WHAT TO DO:
Quote all of the data that follows exactly as written, skipping the images.

TASK INPUT:

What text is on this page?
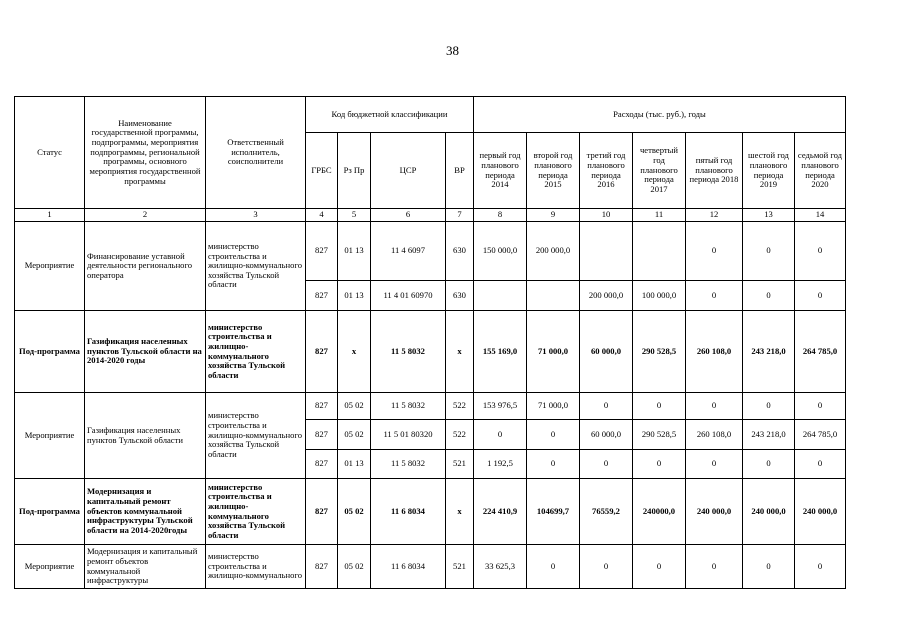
38
Статус	Наименование государственной программы, подпрограммы, мероприятия подпрограммы, региональной программы, основного мероприятия государственной программы	Ответственный исполнитель, соисполнители	Код бюджетной классификации				Расходы (тыс. руб.), годы						
			ГРБС	Рз Пр	ЦСР	ВР	первый год планового периода 2014	второй год планового периода 2015	третий год планового периода 2016	четвертый год планового периода 2017	пятый год планового периода 2018	шестой год планового периода 2019	седьмой год планового периода 2020
1	2	3	4	5	6	7	8	9	10	11	12	13	14
Мероприятие	Финансирование уставной деятельности регионального оператора	министерство строительства и жилищно-коммунального хозяйства Тульской области	827	01 13	11 4 6097	630	150 000,0	200 000,0			0	0	0
			827	01 13	11 4 01 60970	630			200 000,0	100 000,0	0	0	0
Под-программа	Газификация населенных пунктов Тульской области на 2014-2020 годы	министерство строительства и жилищно-коммунального хозяйства Тульской области	827	x	11 5 8032	x	155 169,0	71 000,0	60 000,0	290 528,5	260 108,0	243 218,0	264 785,0
Мероприятие	Газификация населенных пунктов Тульской области	министерство строительства и жилищно-коммунального хозяйства Тульской области	827	05 02	11 5 8032	522	153 976,5	71 000,0	0	0	0	0	0
			827	05 02	11 5 01 80320	522	0	0	60 000,0	290 528,5	260 108,0	243 218,0	264 785,0
			827	01 13	11 5 8032	521	1 192,5	0	0	0	0	0	0
Под-программа	Модернизация и капитальный ремонт объектов коммунальной инфраструктуры Тульской области на 2014-2020годы	министерство строительства и жилищно-коммунального хозяйства Тульской области	827	05 02	11 6 8034	x	224 410,9	104699,7	76559,2	240000,0	240 000,0	240 000,0	240 000,0
Мероприятие	Модернизация и капитальный ремонт объектов коммунальной инфраструктуры	министерство строительства и жилищно-коммунального	827	05 02	11 6 8034	521	33 625,3	0	0	0	0	0	0
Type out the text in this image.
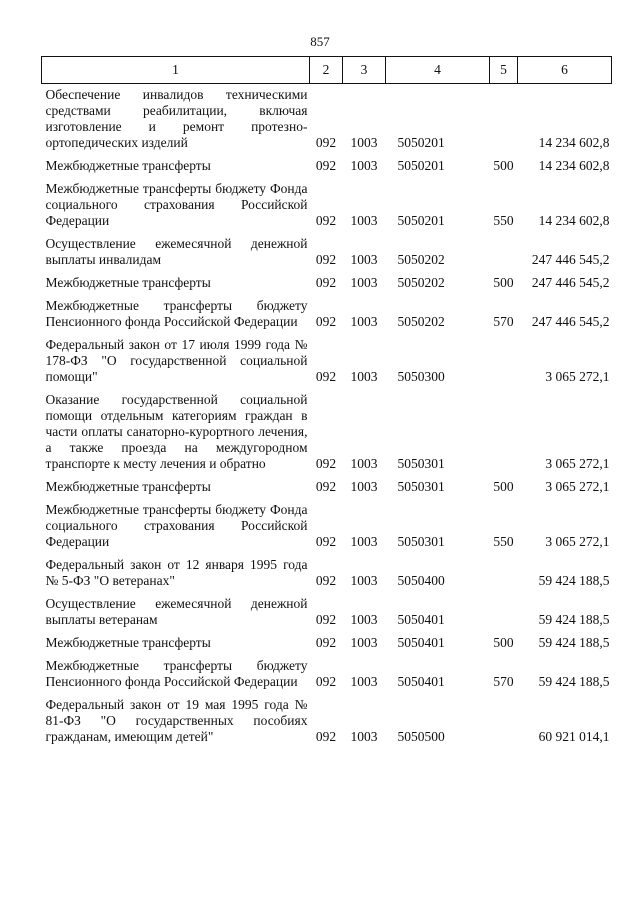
857
1	2	3	4	5	6
Обеспечение инвалидов техническими средствами реабилитации, включая изготовление и ремонт протезно-ортопедических изделий	092	1003	5050201		14 234 602,8
Межбюджетные трансферты	092	1003	5050201	500	14 234 602,8
Межбюджетные трансферты бюджету Фонда социального страхования Российской Федерации	092	1003	5050201	550	14 234 602,8
Осуществление ежемесячной денежной выплаты инвалидам	092	1003	5050202		247 446 545,2
Межбюджетные трансферты	092	1003	5050202	500	247 446 545,2
Межбюджетные трансферты бюджету Пенсионного фонда Российской Федерации	092	1003	5050202	570	247 446 545,2
Федеральный закон от 17 июля 1999 года № 178-ФЗ "О государственной социальной помощи"	092	1003	5050300		3 065 272,1
Оказание государственной социальной помощи отдельным категориям граждан в части оплаты санаторно-курортного лечения, а также проезда на междугородном транспорте к месту лечения и обратно	092	1003	5050301		3 065 272,1
Межбюджетные трансферты	092	1003	5050301	500	3 065 272,1
Межбюджетные трансферты бюджету Фонда социального страхования Российской Федерации	092	1003	5050301	550	3 065 272,1
Федеральный закон от 12 января 1995 года № 5-ФЗ "О ветеранах"	092	1003	5050400		59 424 188,5
Осуществление ежемесячной денежной выплаты ветеранам	092	1003	5050401		59 424 188,5
Межбюджетные трансферты	092	1003	5050401	500	59 424 188,5
Межбюджетные трансферты бюджету Пенсионного фонда Российской Федерации	092	1003	5050401	570	59 424 188,5
Федеральный закон от 19 мая 1995 года № 81-ФЗ "О государственных пособиях гражданам, имеющим детей"	092	1003	5050500		60 921 014,1
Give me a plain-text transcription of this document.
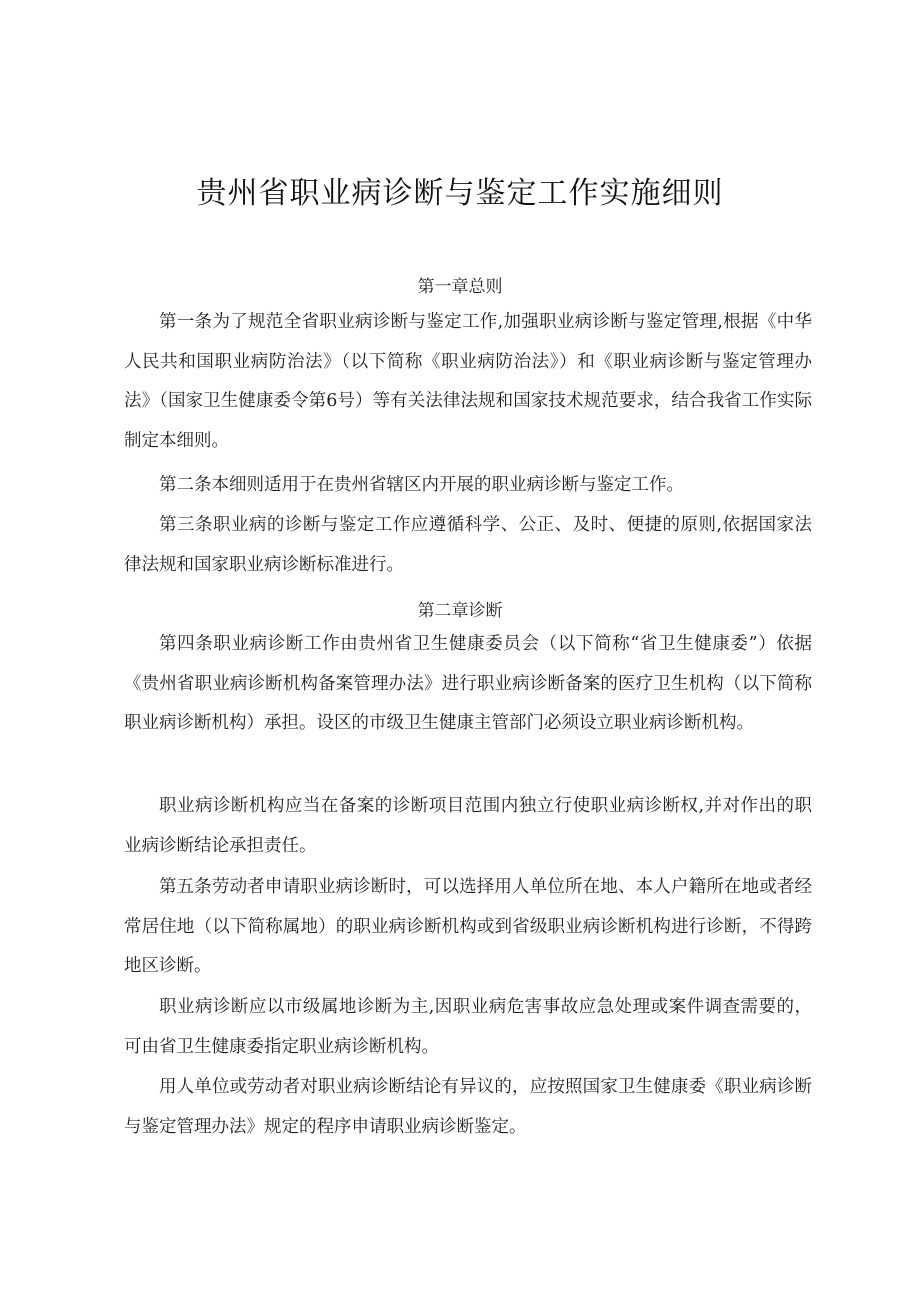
贵州省职业病诊断与鉴定工作实施细则
第一章总则

第一条为了规范全省职业病诊断与鉴定工作,加强职业病诊断与鉴定管理,根据《中华人民共和国职业病防治法》（以下简称《职业病防治法》）和《职业病诊断与鉴定管理办法》（国家卫生健康委令第6号）等有关法律法规和国家技术规范要求，结合我省工作实际制定本细则。

第二条本细则适用于在贵州省辖区内开展的职业病诊断与鉴定工作。

第三条职业病的诊断与鉴定工作应遵循科学、公正、及时、便捷的原则,依据国家法律法规和国家职业病诊断标准进行。

第二章诊断

第四条职业病诊断工作由贵州省卫生健康委员会（以下简称“省卫生健康委”）依据《贵州省职业病诊断机构备案管理办法》进行职业病诊断备案的医疗卫生机构（以下简称职业病诊断机构）承担。设区的市级卫生健康主管部门必须设立职业病诊断机构。

职业病诊断机构应当在备案的诊断项目范围内独立行使职业病诊断权,并对作出的职业病诊断结论承担责任。

第五条劳动者申请职业病诊断时，可以选择用人单位所在地、本人户籍所在地或者经常居住地（以下简称属地）的职业病诊断机构或到省级职业病诊断机构进行诊断，不得跨地区诊断。

职业病诊断应以市级属地诊断为主,因职业病危害事故应急处理或案件调查需要的，可由省卫生健康委指定职业病诊断机构。

用人单位或劳动者对职业病诊断结论有异议的，应按照国家卫生健康委《职业病诊断与鉴定管理办法》规定的程序申请职业病诊断鉴定。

COMPLETE ANSWER:
What text is on this page?
38
Статус	Наименование государственной программы, подпрограммы, мероприятия подпрограммы, региональной программы, основного мероприятия государственной программы	Ответственный исполнитель, соисполнители	Код бюджетной классификации				Расходы (тыс. руб.), годы						
			ГРБС	Рз Пр	ЦСР	ВР	первый год планового периода 2014	второй год планового периода 2015	третий год планового периода 2016	четвертый год планового периода 2017	пятый год планового периода 2018	шестой год планового периода 2019	седьмой год планового периода 2020
1	2	3	4	5	6	7	8	9	10	11	12	13	14
Мероприятие	Финансирование уставной деятельности регионального оператора	министерство строительства и жилищно-коммунального хозяйства Тульской области	827	01 13	11 4 6097	630	150 000,0	200 000,0			0	0	0
			827	01 13	11 4 01 60970	630			200 000,0	100 000,0	0	0	0
Под-программа	Газификация населенных пунктов Тульской области на 2014-2020 годы	министерство строительства и жилищно-коммунального хозяйства Тульской области	827	x	11 5 8032	x	155 169,0	71 000,0	60 000,0	290 528,5	260 108,0	243 218,0	264 785,0
Мероприятие	Газификация населенных пунктов Тульской области	министерство строительства и жилищно-коммунального хозяйства Тульской области	827	05 02	11 5 8032	522	153 976,5	71 000,0	0	0	0	0	0
			827	05 02	11 5 01 80320	522	0	0	60 000,0	290 528,5	260 108,0	243 218,0	264 785,0
			827	01 13	11 5 8032	521	1 192,5	0	0	0	0	0	0
Под-программа	Модернизация и капитальный ремонт объектов коммунальной инфраструктуры Тульской области на 2014-2020годы	министерство строительства и жилищно-коммунального хозяйства Тульской области	827	05 02	11 6 8034	x	224 410,9	104699,7	76559,2	240000,0	240 000,0	240 000,0	240 000,0
Мероприятие	Модернизация и капитальный ремонт объектов коммунальной инфраструктуры	министерство строительства и жилищно-коммунального	827	05 02	11 6 8034	521	33 625,3	0	0	0	0	0	0
Type out the text in this image.
857
1	2	3	4	5	6
Обеспечение инвалидов техническими средствами реабилитации, включая изготовление и ремонт протезно-ортопедических изделий	092	1003	5050201		14 234 602,8
Межбюджетные трансферты	092	1003	5050201	500	14 234 602,8
Межбюджетные трансферты бюджету Фонда социального страхования Российской Федерации	092	1003	5050201	550	14 234 602,8
Осуществление ежемесячной денежной выплаты инвалидам	092	1003	5050202		247 446 545,2
Межбюджетные трансферты	092	1003	5050202	500	247 446 545,2
Межбюджетные трансферты бюджету Пенсионного фонда Российской Федерации	092	1003	5050202	570	247 446 545,2
Федеральный закон от 17 июля 1999 года № 178-ФЗ "О государственной социальной помощи"	092	1003	5050300		3 065 272,1
Оказание государственной социальной помощи отдельным категориям граждан в части оплаты санаторно-курортного лечения, а также проезда на междугородном транспорте к месту лечения и обратно	092	1003	5050301		3 065 272,1
Межбюджетные трансферты	092	1003	5050301	500	3 065 272,1
Межбюджетные трансферты бюджету Фонда социального страхования Российской Федерации	092	1003	5050301	550	3 065 272,1
Федеральный закон от 12 января 1995 года № 5-ФЗ "О ветеранах"	092	1003	5050400		59 424 188,5
Осуществление ежемесячной денежной выплаты ветеранам	092	1003	5050401		59 424 188,5
Межбюджетные трансферты	092	1003	5050401	500	59 424 188,5
Межбюджетные трансферты бюджету Пенсионного фонда Российской Федерации	092	1003	5050401	570	59 424 188,5
Федеральный закон от 19 мая 1995 года № 81-ФЗ "О государственных пособиях гражданам, имеющим детей"	092	1003	5050500		60 921 014,1
Give me a plain-text transcription of this document.
贵州省职业病诊断与鉴定工作实施细则
第一章总则

第一条为了规范全省职业病诊断与鉴定工作,加强职业病诊断与鉴定管理,根据《中华人民共和国职业病防治法》（以下简称《职业病防治法》）和《职业病诊断与鉴定管理办法》（国家卫生健康委令第6号）等有关法律法规和国家技术规范要求，结合我省工作实际制定本细则。

第二条本细则适用于在贵州省辖区内开展的职业病诊断与鉴定工作。

第三条职业病的诊断与鉴定工作应遵循科学、公正、及时、便捷的原则,依据国家法律法规和国家职业病诊断标准进行。

第二章诊断

第四条职业病诊断工作由贵州省卫生健康委员会（以下简称“省卫生健康委”）依据《贵州省职业病诊断机构备案管理办法》进行职业病诊断备案的医疗卫生机构（以下简称职业病诊断机构）承担。设区的市级卫生健康主管部门必须设立职业病诊断机构。

职业病诊断机构应当在备案的诊断项目范围内独立行使职业病诊断权,并对作出的职业病诊断结论承担责任。

第五条劳动者申请职业病诊断时，可以选择用人单位所在地、本人户籍所在地或者经常居住地（以下简称属地）的职业病诊断机构或到省级职业病诊断机构进行诊断，不得跨地区诊断。

职业病诊断应以市级属地诊断为主,因职业病危害事故应急处理或案件调查需要的，可由省卫生健康委指定职业病诊断机构。

用人单位或劳动者对职业病诊断结论有异议的，应按照国家卫生健康委《职业病诊断与鉴定管理办法》规定的程序申请职业病诊断鉴定。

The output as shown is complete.